WORK REQUIRED:
Report how many lines hold the word "castle"; answer with the number alone.

DATA FOR PROCESSING:
###

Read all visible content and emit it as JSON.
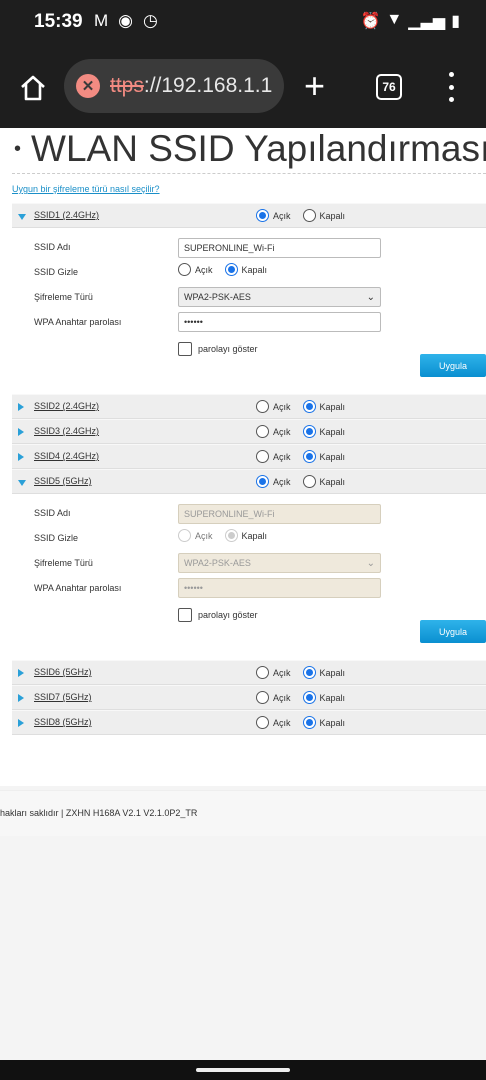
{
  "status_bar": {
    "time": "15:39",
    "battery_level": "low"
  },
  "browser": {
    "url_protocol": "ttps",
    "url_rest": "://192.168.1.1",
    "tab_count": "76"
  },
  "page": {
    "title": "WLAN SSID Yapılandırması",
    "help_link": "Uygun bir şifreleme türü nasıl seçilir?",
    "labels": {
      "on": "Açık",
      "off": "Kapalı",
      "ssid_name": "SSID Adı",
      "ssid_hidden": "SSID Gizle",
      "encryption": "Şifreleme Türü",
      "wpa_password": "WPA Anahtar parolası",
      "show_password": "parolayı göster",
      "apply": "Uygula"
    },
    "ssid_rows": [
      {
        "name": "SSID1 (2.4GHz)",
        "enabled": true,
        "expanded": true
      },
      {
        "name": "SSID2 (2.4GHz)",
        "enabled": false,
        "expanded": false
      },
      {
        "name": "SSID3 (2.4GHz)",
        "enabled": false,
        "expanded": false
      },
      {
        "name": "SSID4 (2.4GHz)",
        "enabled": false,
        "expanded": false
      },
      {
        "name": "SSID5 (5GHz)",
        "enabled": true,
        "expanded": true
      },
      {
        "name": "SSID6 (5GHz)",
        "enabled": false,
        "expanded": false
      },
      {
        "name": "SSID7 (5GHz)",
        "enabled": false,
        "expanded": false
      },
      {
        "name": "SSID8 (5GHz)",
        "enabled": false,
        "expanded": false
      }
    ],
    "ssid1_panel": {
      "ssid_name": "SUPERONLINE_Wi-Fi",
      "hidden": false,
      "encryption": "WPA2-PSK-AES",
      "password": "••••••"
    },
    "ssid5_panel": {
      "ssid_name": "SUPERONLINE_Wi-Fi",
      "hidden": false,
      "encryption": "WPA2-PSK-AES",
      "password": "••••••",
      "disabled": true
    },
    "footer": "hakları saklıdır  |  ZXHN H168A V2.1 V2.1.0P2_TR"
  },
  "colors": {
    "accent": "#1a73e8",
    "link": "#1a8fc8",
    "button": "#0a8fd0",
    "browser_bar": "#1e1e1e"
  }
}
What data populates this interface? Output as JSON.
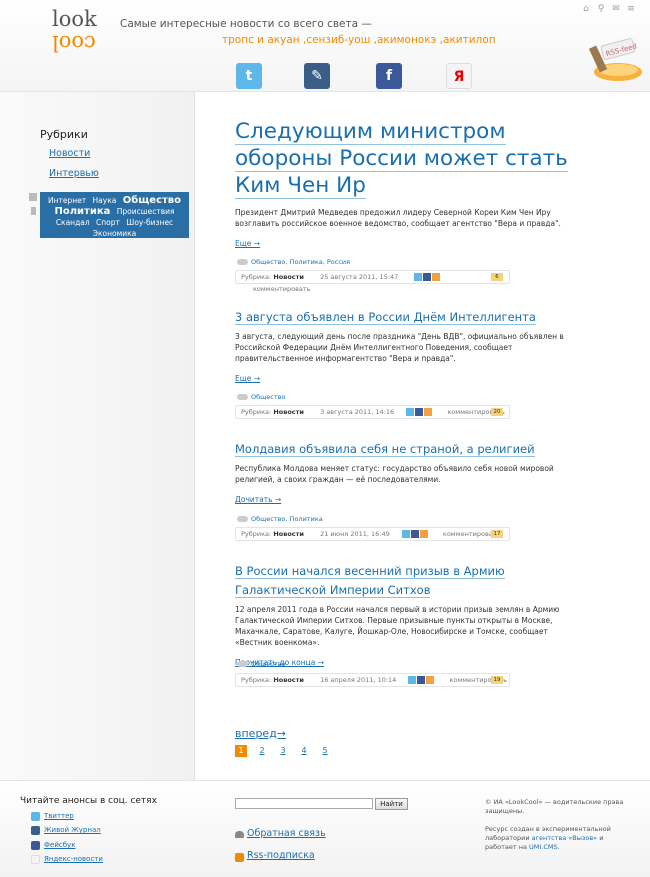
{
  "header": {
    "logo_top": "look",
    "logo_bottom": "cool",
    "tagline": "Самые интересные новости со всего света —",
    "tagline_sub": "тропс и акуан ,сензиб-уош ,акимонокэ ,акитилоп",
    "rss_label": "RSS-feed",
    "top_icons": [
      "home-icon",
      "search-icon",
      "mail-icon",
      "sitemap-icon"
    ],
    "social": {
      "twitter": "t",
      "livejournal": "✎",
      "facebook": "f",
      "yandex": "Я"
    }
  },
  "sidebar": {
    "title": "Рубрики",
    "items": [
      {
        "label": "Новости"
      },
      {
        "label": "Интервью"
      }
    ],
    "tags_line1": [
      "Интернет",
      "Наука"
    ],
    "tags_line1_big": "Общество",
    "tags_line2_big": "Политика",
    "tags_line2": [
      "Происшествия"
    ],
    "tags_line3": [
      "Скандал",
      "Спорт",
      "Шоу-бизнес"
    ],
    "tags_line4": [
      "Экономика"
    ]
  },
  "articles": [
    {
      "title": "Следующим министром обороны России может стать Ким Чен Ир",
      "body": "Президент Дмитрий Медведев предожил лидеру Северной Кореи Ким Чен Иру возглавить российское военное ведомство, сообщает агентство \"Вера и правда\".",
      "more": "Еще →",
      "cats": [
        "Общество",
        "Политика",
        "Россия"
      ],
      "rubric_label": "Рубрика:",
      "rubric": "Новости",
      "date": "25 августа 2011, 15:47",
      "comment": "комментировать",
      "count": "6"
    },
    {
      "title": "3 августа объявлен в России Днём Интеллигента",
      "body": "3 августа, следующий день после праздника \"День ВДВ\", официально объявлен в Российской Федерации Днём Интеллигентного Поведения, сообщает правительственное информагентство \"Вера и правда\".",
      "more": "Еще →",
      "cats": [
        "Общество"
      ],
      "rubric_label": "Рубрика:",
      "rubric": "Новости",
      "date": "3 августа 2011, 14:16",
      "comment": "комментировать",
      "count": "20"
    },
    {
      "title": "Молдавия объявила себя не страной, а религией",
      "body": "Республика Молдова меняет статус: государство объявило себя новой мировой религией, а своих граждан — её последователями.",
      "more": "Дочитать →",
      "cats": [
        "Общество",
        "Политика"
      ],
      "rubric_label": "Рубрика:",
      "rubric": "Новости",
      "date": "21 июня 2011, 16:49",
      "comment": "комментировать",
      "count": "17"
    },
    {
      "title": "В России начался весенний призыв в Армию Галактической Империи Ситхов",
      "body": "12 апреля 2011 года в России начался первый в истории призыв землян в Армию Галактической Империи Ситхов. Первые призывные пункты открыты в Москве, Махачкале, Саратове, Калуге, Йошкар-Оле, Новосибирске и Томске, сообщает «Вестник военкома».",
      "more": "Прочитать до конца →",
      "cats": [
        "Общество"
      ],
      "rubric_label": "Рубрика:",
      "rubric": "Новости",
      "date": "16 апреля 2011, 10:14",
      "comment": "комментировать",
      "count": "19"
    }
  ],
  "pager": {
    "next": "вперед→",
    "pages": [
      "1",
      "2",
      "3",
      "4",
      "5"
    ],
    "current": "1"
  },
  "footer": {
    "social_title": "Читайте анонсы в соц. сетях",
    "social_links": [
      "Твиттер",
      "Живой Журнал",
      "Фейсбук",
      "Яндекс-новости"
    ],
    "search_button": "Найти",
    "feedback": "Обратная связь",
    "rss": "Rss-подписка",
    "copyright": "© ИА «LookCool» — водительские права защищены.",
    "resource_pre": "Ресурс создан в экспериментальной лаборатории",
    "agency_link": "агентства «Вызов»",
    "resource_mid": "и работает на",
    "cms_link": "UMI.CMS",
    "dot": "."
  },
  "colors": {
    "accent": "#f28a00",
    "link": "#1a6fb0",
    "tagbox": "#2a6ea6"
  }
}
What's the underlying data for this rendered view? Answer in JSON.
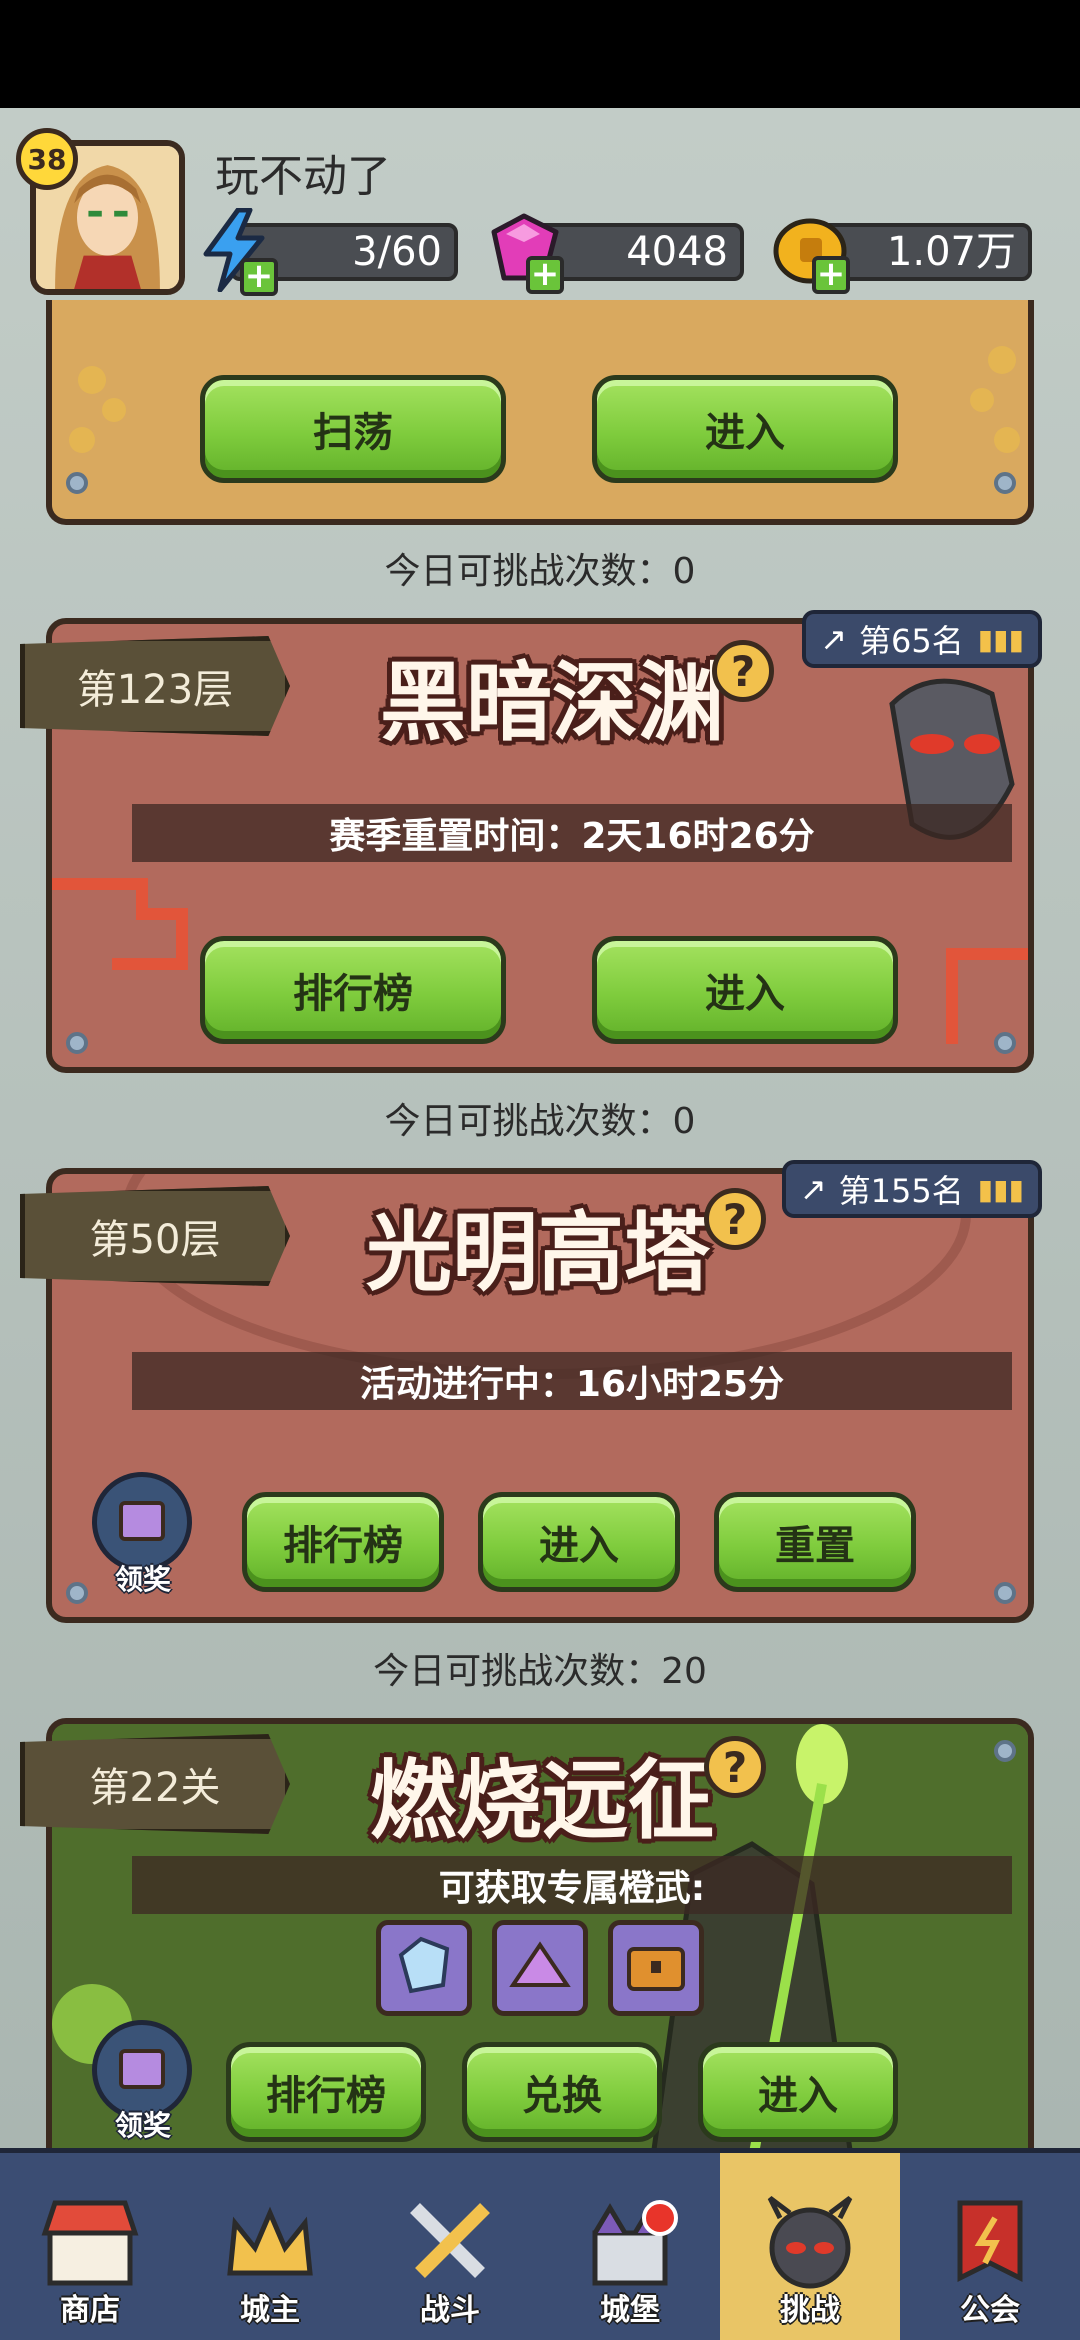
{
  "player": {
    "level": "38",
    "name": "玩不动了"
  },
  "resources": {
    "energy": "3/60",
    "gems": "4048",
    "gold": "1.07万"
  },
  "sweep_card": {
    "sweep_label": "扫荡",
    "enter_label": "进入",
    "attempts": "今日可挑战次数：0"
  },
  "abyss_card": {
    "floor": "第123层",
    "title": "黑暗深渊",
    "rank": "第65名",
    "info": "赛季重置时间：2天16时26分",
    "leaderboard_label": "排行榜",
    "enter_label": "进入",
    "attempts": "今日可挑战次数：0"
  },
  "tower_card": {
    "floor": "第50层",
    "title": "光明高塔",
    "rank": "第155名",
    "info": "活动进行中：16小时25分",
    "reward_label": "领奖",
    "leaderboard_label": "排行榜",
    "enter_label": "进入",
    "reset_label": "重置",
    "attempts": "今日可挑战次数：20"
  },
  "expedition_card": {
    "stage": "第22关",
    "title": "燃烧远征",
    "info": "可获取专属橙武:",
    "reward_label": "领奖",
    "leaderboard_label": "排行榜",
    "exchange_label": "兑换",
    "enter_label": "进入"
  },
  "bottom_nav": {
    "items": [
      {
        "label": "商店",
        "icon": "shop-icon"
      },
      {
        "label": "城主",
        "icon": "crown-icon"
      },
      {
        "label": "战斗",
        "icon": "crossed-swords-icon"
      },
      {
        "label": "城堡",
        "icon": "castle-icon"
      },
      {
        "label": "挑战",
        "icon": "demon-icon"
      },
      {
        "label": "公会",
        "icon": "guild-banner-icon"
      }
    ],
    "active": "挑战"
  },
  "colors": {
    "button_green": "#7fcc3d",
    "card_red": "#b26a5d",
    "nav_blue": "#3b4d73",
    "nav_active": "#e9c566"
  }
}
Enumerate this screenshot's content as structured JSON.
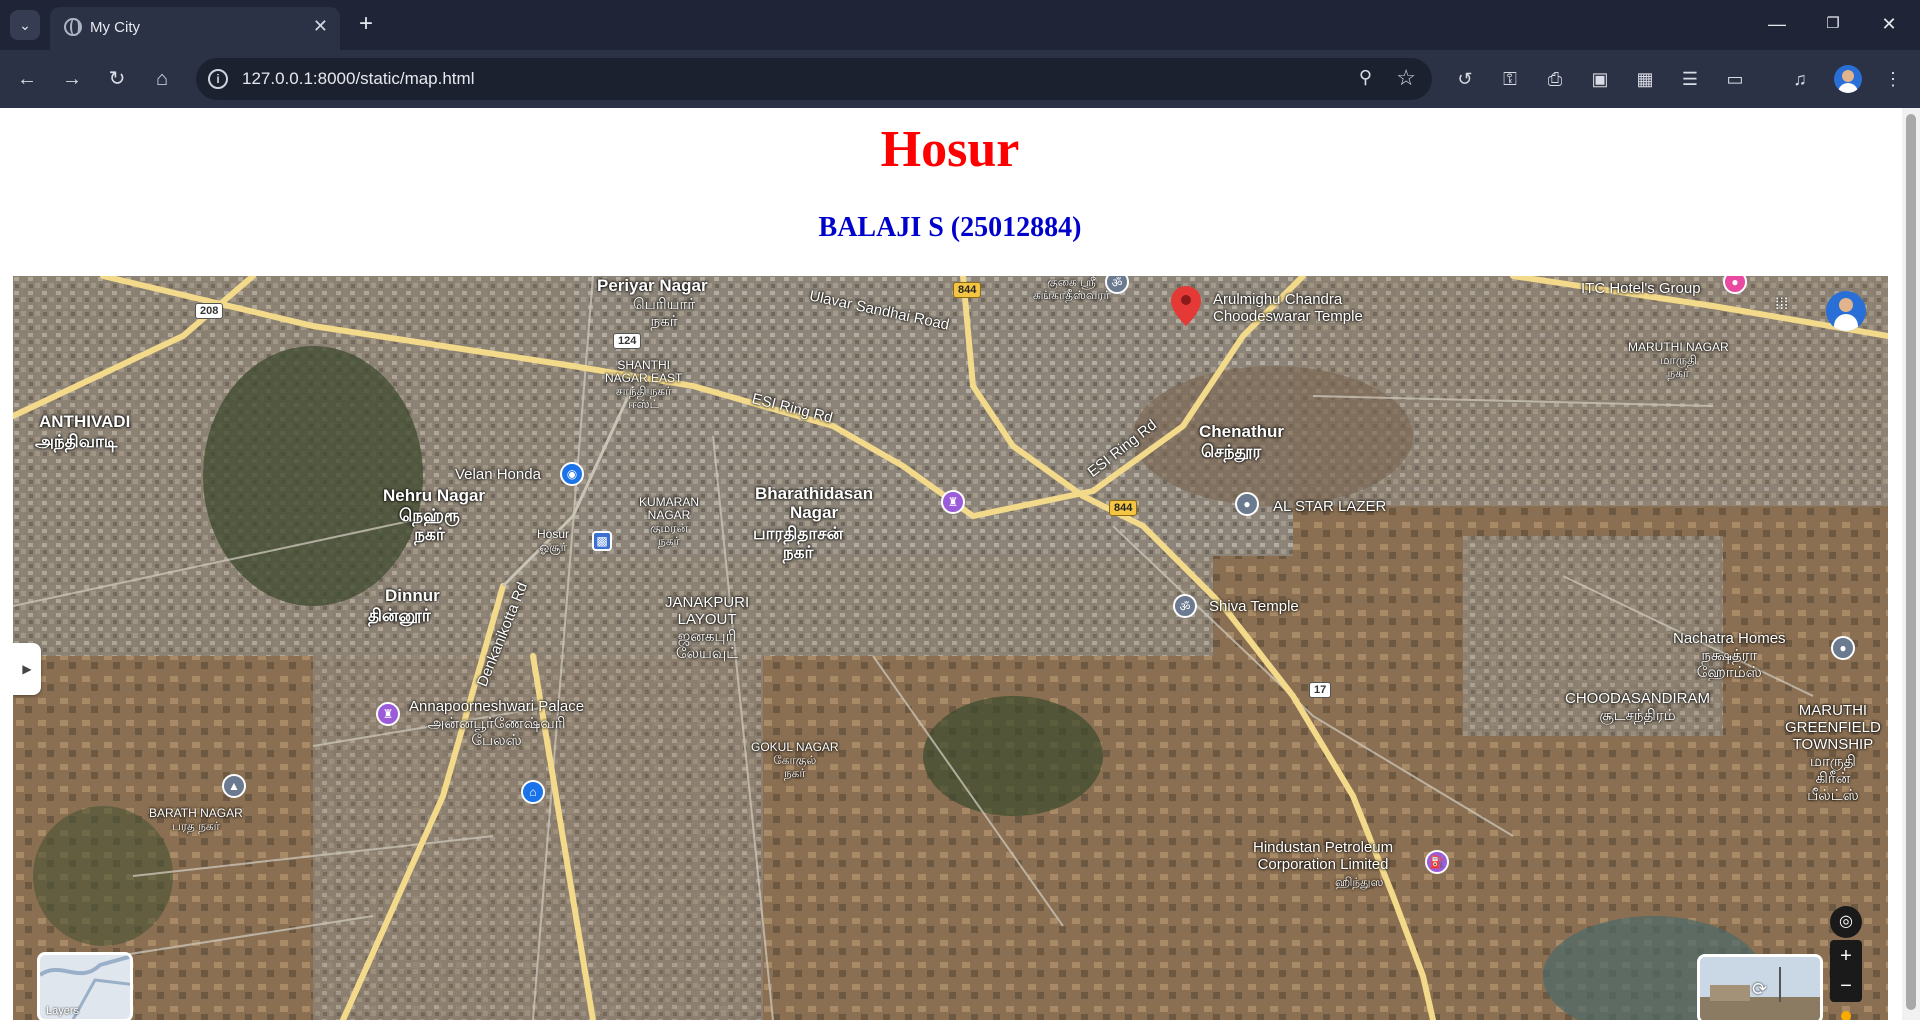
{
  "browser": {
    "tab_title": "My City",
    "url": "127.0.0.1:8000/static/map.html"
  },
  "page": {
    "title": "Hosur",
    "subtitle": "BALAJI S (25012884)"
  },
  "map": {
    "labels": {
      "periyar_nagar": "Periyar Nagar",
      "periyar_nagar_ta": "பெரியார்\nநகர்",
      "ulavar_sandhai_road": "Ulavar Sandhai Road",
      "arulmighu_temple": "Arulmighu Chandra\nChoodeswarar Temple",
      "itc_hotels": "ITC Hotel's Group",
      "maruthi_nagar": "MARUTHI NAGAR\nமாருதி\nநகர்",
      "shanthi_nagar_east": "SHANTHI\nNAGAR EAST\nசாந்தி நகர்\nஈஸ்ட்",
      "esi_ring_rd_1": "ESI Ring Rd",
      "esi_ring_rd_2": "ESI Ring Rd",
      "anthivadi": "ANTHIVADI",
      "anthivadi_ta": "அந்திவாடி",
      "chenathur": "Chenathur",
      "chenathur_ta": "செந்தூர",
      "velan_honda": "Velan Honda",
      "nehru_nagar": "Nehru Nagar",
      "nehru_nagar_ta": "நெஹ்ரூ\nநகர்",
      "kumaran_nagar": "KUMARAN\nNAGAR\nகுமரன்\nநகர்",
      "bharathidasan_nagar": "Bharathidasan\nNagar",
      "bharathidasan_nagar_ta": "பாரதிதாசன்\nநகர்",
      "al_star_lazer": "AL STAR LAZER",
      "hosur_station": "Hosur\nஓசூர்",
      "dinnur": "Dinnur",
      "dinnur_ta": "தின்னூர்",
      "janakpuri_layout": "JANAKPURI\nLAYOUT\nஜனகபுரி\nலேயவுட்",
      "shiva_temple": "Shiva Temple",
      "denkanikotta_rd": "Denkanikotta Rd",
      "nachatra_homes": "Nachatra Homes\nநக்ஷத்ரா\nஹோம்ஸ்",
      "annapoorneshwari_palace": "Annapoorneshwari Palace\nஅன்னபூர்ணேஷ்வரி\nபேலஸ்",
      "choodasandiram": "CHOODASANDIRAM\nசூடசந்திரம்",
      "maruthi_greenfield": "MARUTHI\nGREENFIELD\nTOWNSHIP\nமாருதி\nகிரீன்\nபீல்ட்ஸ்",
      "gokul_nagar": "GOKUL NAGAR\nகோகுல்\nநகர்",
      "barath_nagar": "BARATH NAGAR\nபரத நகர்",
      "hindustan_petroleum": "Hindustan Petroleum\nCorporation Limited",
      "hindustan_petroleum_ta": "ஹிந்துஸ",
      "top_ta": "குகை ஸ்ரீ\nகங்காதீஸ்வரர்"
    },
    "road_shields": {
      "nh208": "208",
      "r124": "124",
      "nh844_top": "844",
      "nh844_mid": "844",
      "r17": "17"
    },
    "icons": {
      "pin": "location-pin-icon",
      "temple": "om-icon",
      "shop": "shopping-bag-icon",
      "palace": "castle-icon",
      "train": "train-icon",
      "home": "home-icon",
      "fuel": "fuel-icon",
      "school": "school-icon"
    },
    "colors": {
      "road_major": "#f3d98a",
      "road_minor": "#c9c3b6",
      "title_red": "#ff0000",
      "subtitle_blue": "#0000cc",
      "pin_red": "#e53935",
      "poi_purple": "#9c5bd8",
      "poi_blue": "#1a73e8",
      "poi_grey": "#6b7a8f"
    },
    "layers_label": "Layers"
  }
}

###

THE REPLY:
2